Repeat the part of the records that opens with the line containing "slide-header: ASEAN-UNESCO CONFERENCE" and closes with the line containing "slide-title: PHILIPPINES’ COUNTRY", both ends included.

--- BEGIN Supplied material ---

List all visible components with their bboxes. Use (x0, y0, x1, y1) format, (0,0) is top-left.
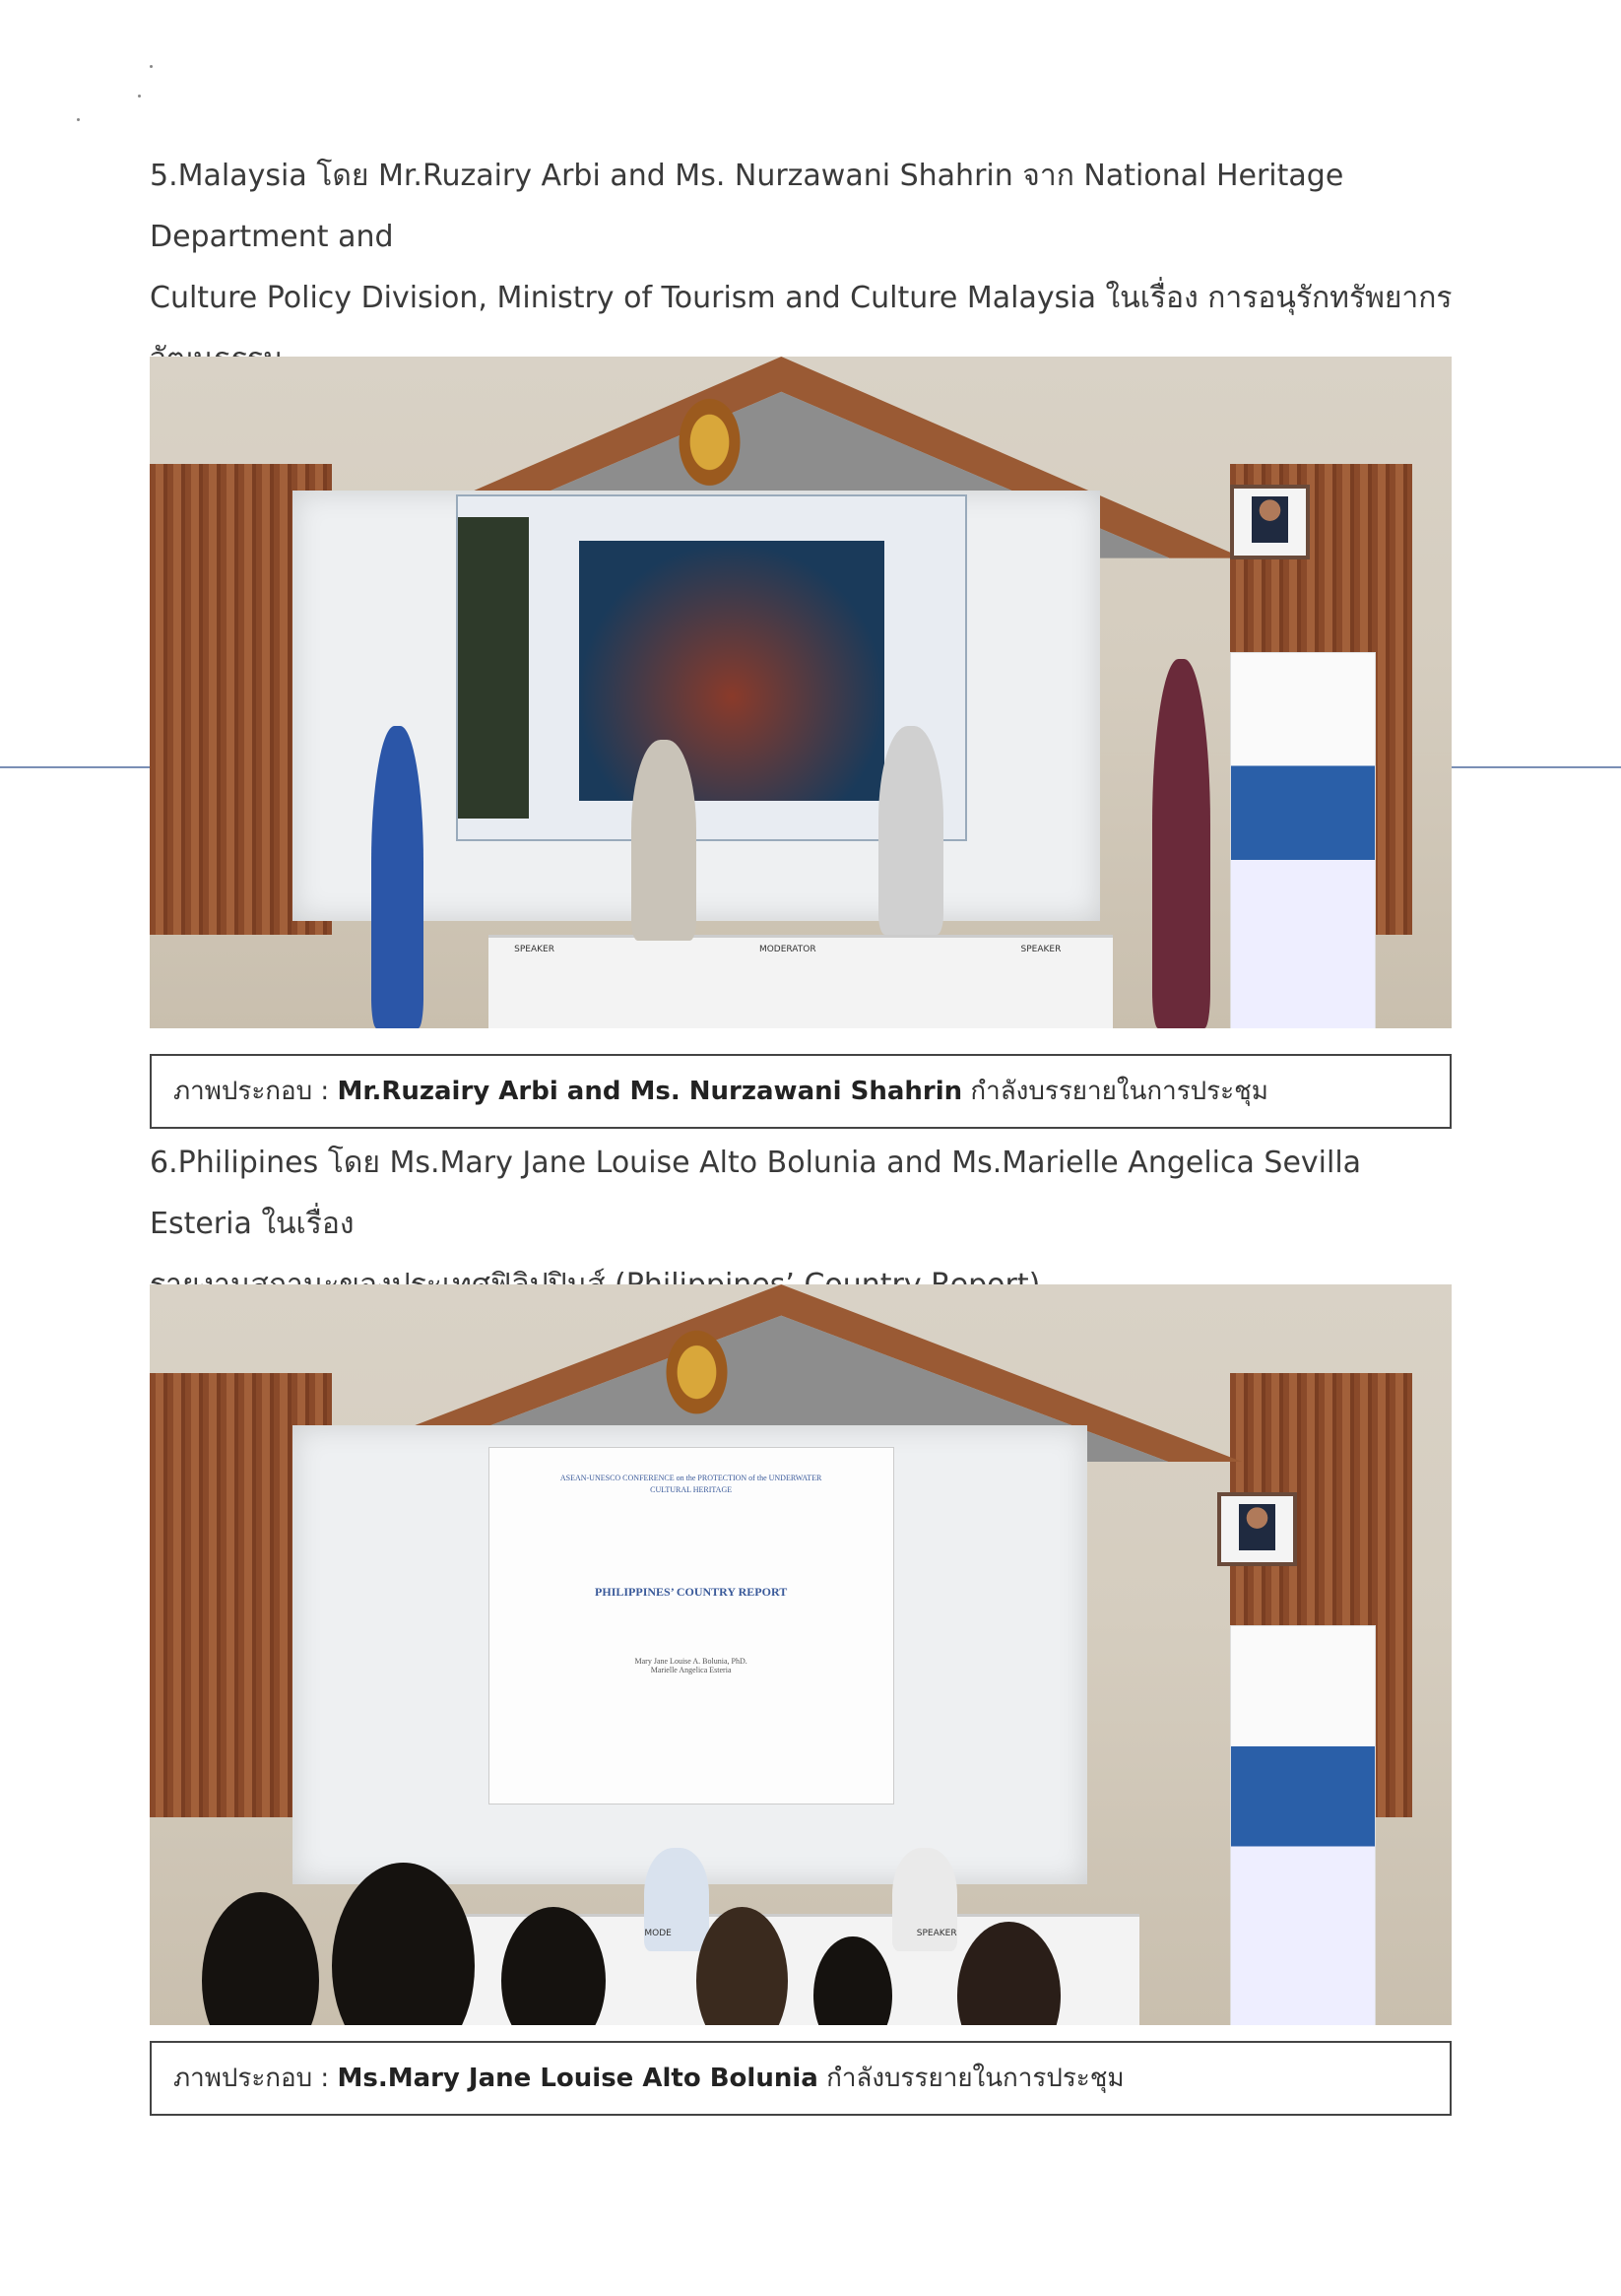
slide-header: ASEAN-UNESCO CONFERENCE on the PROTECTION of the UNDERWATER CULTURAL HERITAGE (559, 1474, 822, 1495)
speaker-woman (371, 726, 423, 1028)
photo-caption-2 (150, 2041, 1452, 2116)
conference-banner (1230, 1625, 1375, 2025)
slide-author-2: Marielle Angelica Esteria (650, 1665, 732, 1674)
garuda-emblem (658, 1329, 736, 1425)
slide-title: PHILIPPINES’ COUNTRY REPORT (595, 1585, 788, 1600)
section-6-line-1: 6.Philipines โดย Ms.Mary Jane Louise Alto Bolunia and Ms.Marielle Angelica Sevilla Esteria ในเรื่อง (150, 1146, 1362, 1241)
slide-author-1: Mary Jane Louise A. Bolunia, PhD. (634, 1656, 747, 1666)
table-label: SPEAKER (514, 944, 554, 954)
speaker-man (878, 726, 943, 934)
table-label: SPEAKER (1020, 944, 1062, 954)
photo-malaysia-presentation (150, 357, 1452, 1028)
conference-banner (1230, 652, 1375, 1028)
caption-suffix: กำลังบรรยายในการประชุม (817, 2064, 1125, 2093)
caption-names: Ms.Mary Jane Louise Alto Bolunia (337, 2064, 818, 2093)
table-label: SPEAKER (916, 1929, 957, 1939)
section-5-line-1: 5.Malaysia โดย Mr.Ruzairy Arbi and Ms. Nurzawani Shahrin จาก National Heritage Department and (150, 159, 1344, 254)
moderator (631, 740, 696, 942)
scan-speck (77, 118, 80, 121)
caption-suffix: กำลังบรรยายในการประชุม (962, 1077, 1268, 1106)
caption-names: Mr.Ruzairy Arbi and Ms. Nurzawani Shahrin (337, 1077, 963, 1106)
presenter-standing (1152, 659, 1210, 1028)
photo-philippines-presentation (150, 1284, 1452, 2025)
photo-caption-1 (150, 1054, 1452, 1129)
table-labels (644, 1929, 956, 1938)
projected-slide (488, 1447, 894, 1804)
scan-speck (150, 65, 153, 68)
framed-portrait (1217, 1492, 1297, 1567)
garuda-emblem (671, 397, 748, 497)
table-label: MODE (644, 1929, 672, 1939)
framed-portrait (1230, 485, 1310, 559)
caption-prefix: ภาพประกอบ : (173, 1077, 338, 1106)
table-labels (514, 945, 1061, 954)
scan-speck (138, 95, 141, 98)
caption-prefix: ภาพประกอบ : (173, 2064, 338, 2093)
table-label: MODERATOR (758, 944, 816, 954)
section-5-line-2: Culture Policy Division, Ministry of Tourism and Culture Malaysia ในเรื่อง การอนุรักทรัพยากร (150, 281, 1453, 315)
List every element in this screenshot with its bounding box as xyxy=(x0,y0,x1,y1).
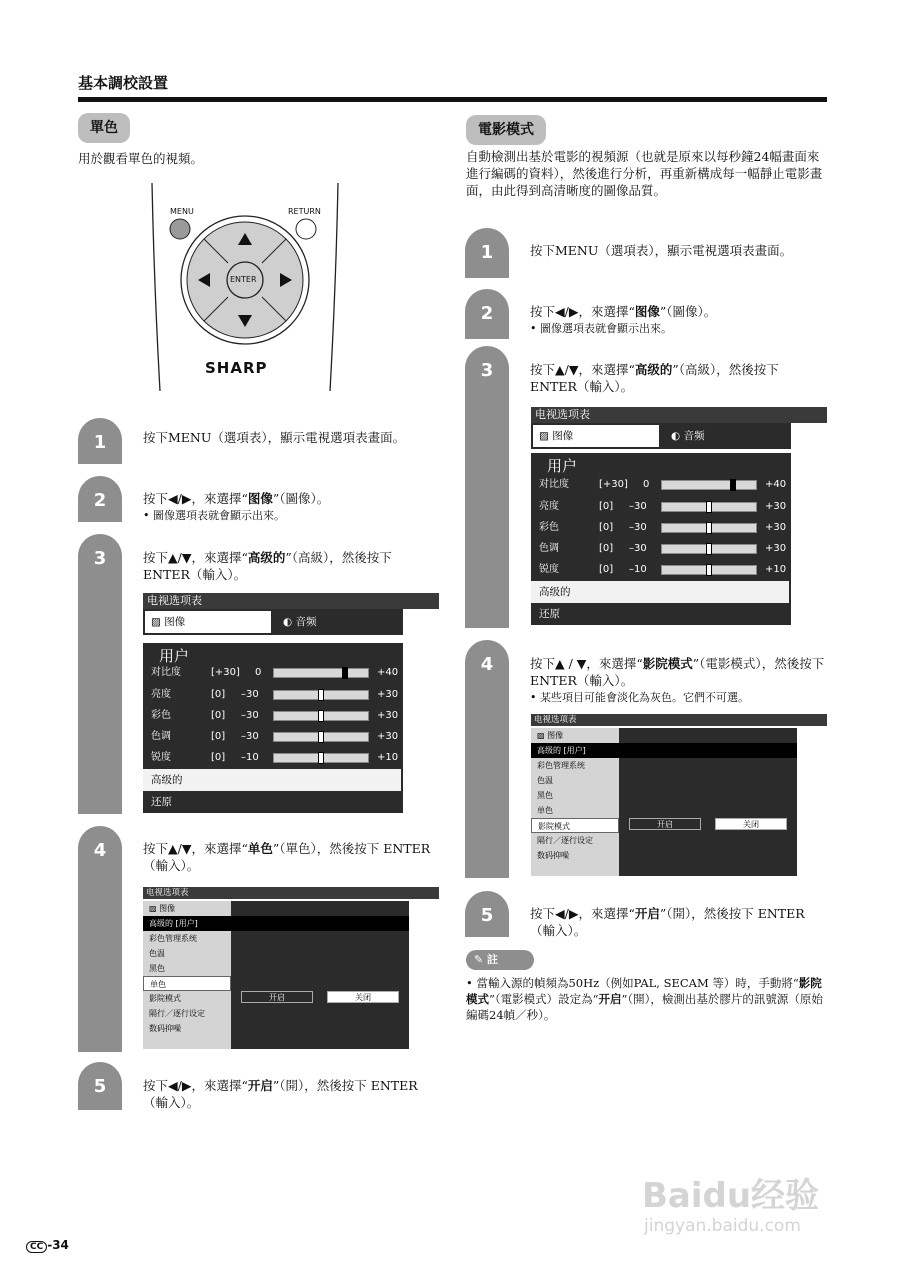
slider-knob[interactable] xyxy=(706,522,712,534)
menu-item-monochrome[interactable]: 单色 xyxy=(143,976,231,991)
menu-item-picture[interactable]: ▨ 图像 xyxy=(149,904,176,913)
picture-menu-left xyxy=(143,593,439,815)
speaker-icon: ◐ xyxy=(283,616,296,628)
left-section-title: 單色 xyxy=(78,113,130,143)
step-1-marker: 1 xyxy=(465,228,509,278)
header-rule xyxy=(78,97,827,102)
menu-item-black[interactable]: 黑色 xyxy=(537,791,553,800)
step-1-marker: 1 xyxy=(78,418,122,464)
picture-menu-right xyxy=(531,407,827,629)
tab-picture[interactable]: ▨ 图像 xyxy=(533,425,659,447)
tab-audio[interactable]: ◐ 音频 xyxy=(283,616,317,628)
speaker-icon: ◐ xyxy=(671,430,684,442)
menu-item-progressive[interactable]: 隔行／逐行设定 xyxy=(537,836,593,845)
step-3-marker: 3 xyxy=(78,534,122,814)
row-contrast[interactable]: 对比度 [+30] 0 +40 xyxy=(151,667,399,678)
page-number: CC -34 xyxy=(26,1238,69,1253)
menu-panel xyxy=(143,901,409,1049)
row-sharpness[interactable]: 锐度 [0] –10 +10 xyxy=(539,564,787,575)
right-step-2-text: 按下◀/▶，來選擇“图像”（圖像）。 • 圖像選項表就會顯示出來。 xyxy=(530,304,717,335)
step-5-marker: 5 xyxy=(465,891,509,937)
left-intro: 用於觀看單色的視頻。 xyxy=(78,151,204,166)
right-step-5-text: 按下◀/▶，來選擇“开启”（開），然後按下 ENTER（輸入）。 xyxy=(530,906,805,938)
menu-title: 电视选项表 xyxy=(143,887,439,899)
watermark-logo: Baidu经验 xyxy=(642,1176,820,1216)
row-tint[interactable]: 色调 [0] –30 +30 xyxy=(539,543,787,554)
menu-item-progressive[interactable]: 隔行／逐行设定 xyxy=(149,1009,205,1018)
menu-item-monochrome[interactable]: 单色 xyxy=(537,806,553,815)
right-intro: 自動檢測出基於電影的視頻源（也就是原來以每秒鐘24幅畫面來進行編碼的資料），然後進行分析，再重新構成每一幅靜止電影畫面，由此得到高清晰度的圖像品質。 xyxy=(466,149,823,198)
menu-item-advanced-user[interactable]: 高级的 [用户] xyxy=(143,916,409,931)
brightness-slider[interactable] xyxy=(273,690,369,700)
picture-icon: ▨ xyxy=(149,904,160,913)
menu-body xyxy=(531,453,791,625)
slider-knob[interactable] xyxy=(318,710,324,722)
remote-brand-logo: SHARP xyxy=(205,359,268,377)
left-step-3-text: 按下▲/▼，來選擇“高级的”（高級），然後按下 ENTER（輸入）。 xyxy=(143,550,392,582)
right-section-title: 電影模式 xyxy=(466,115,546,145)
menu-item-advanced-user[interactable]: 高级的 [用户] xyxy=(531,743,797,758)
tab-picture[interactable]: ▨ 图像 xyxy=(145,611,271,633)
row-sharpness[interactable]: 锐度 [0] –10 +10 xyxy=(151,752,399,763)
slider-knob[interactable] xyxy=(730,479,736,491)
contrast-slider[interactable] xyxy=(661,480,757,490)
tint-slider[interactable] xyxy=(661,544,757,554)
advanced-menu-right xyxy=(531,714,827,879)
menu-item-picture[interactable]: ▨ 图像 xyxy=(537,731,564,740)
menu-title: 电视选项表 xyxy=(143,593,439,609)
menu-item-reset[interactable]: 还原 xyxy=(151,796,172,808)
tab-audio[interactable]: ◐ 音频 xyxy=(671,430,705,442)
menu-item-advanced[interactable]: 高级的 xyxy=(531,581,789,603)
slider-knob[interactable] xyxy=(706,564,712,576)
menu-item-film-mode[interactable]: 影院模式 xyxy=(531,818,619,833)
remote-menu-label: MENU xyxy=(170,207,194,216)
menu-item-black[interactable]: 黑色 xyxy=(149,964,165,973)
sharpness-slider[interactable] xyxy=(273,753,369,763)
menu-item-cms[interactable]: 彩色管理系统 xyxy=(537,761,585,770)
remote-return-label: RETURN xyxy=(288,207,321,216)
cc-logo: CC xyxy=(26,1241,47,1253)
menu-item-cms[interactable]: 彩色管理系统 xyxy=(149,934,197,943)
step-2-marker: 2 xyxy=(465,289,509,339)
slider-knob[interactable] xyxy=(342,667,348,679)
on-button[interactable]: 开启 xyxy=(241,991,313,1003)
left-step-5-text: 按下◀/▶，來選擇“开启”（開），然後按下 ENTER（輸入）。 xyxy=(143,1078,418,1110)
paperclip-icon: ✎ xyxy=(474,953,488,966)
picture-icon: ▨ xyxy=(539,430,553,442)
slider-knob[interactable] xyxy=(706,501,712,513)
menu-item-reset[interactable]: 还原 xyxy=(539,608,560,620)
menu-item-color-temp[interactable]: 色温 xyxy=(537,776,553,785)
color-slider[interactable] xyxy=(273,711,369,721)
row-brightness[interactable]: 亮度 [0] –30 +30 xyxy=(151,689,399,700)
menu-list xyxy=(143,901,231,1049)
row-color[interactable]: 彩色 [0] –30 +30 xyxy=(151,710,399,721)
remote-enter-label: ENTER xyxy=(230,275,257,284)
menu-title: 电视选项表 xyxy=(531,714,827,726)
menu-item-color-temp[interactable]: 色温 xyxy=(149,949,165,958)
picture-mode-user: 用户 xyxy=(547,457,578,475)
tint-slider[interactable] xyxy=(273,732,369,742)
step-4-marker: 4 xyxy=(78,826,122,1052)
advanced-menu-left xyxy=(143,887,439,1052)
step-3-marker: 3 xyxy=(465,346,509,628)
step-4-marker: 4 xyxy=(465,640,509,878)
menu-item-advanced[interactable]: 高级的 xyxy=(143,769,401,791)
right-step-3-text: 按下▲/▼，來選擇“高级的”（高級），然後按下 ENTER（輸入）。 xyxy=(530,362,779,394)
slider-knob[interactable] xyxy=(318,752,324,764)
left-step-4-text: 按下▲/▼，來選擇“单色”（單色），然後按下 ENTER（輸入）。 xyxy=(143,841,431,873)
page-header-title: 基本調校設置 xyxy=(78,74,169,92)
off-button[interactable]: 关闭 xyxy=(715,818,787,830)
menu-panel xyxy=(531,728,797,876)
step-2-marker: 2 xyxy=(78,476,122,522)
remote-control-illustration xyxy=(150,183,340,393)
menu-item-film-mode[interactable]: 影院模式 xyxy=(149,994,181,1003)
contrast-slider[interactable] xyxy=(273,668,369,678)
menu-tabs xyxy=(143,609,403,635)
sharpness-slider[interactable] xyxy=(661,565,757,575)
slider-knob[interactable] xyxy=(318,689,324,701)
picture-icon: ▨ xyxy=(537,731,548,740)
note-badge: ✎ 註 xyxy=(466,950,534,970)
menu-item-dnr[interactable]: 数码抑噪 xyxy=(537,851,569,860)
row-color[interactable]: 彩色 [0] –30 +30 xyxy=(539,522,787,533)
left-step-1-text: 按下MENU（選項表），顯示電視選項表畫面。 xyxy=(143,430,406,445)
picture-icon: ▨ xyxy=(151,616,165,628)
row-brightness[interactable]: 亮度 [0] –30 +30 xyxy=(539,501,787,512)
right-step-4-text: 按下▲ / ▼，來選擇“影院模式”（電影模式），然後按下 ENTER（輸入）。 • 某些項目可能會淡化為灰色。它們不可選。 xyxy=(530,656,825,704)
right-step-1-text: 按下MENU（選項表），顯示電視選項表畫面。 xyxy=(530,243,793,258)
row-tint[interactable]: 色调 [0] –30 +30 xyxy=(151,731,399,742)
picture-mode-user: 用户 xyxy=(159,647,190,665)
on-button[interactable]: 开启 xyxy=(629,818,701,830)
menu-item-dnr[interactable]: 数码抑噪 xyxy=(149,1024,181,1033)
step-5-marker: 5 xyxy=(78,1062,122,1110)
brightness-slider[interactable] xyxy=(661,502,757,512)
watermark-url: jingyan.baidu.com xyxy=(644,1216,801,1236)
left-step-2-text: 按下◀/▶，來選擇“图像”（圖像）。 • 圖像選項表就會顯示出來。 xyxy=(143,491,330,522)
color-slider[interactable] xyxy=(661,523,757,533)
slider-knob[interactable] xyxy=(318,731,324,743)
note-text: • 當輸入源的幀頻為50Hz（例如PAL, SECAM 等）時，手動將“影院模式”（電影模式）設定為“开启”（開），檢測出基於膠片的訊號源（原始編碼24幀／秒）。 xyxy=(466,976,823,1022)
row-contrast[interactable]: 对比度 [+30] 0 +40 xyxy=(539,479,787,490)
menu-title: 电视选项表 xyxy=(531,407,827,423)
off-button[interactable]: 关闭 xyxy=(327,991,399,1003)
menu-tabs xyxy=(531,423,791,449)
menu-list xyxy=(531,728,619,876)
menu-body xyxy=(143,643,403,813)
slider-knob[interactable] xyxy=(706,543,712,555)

--- END Supplied material ---

Response to this task:
slide-header: ASEAN-UNESCO CONFERENCE on the PROTECTION of the UNDERWATER CULTURAL HERITAGE (559, 1474, 822, 1495)
speaker-woman (371, 726, 423, 1028)
photo-caption-2 (150, 2041, 1452, 2116)
conference-banner (1230, 1625, 1375, 2025)
slide-author-2: Marielle Angelica Esteria (650, 1665, 732, 1674)
garuda-emblem (658, 1329, 736, 1425)
slide-title: PHILIPPINES’ COUNTRY REPORT (595, 1585, 788, 1600)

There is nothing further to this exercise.